▶ **Required work**:
Quote every line below exactly as it reads.

Raw records:
- - -

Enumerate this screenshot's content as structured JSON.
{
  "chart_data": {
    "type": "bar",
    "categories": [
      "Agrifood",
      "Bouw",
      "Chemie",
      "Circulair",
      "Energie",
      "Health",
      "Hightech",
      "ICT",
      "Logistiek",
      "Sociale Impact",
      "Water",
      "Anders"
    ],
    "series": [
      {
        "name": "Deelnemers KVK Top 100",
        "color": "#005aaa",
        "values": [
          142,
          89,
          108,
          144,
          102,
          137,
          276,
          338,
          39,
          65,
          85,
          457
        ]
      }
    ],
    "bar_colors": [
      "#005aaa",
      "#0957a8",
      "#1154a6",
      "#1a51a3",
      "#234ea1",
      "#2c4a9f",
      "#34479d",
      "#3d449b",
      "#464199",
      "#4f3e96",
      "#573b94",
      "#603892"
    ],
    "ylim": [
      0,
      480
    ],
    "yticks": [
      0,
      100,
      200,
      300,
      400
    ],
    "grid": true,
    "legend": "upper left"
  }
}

- - -

▶ **Result for this exercise**:
Enumerate this screenshot's content as structured JSON.
{
  "chart_data": {
    "type": "bar",
    "categories": [
      "Agrifood",
      "Bouw",
      "Chemie",
      "Circulair",
      "Energie",
      "Health",
      "Hightech",
      "ICT",
      "Logistiek",
      "Sociale Impact",
      "Water",
      "Anders"
    ],
    "series": [
      {
        "name": "Deelnemers KVK Top 100",
        "color": "#005aaa",
        "values": [
          142,
          89,
          108,
          144,
          102,
          137,
          276,
          338,
          39,
          65,
          85,
          457
        ]
      }
    ],
    "bar_colors": [
      "#005aaa",
      "#0957a8",
      "#1154a6",
      "#1a51a3",
      "#234ea1",
      "#2c4a9f",
      "#34479d",
      "#3d449b",
      "#464199",
      "#4f3e96",
      "#573b94",
      "#603892"
    ],
    "ylim": [
      0,
      480
    ],
    "yticks": [
      0,
      100,
      200,
      300,
      400
    ],
    "grid": true,
    "legend": "upper left"
  }
}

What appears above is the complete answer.